Your goal:
Copy out the entries exactly, from the first line to the last.

[Stored data]

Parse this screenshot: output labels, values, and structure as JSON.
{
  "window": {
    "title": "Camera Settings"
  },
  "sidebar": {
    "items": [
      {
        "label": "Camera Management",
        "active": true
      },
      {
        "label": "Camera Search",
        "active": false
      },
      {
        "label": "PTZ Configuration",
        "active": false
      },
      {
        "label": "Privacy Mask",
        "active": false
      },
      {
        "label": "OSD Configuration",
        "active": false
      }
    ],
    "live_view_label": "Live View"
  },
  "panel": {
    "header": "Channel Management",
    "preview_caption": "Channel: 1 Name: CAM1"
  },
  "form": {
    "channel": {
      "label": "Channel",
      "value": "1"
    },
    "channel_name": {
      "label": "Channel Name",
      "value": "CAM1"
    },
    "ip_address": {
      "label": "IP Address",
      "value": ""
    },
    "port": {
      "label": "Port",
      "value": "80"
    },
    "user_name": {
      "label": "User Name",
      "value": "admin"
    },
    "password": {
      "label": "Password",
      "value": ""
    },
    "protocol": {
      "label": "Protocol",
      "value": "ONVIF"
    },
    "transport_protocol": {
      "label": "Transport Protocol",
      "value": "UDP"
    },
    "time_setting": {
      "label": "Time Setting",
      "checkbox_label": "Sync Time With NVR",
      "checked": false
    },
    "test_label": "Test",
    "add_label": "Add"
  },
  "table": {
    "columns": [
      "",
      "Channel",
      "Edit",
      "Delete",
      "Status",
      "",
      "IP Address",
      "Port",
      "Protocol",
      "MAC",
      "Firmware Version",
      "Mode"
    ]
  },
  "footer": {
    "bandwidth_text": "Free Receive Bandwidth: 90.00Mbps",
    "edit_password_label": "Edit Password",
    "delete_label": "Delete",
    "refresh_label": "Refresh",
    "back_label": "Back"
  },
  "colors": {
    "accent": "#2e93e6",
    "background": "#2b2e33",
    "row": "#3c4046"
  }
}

Answer:
Parse this screenshot: output labels, values, and structure as JSON.
{
  "window": {
    "title": "Camera Settings"
  },
  "sidebar": {
    "items": [
      {
        "label": "Camera Management",
        "active": true
      },
      {
        "label": "Camera Search",
        "active": false
      },
      {
        "label": "PTZ Configuration",
        "active": false
      },
      {
        "label": "Privacy Mask",
        "active": false
      },
      {
        "label": "OSD Configuration",
        "active": false
      }
    ],
    "live_view_label": "Live View"
  },
  "panel": {
    "header": "Channel Management",
    "preview_caption": "Channel: 1 Name: CAM1"
  },
  "form": {
    "channel": {
      "label": "Channel",
      "value": "1"
    },
    "channel_name": {
      "label": "Channel Name",
      "value": "CAM1"
    },
    "ip_address": {
      "label": "IP Address",
      "value": ""
    },
    "port": {
      "label": "Port",
      "value": "80"
    },
    "user_name": {
      "label": "User Name",
      "value": "admin"
    },
    "password": {
      "label": "Password",
      "value": ""
    },
    "protocol": {
      "label": "Protocol",
      "value": "ONVIF"
    },
    "transport_protocol": {
      "label": "Transport Protocol",
      "value": "UDP"
    },
    "time_setting": {
      "label": "Time Setting",
      "checkbox_label": "Sync Time With NVR",
      "checked": false
    },
    "test_label": "Test",
    "add_label": "Add"
  },
  "table": {
    "columns": [
      "",
      "Channel",
      "Edit",
      "Delete",
      "Status",
      "",
      "IP Address",
      "Port",
      "Protocol",
      "MAC",
      "Firmware Version",
      "Mode"
    ]
  },
  "footer": {
    "bandwidth_text": "Free Receive Bandwidth: 90.00Mbps",
    "edit_password_label": "Edit Password",
    "delete_label": "Delete",
    "refresh_label": "Refresh",
    "back_label": "Back"
  },
  "colors": {
    "accent": "#2e93e6",
    "background": "#2b2e33",
    "row": "#3c4046"
  }
}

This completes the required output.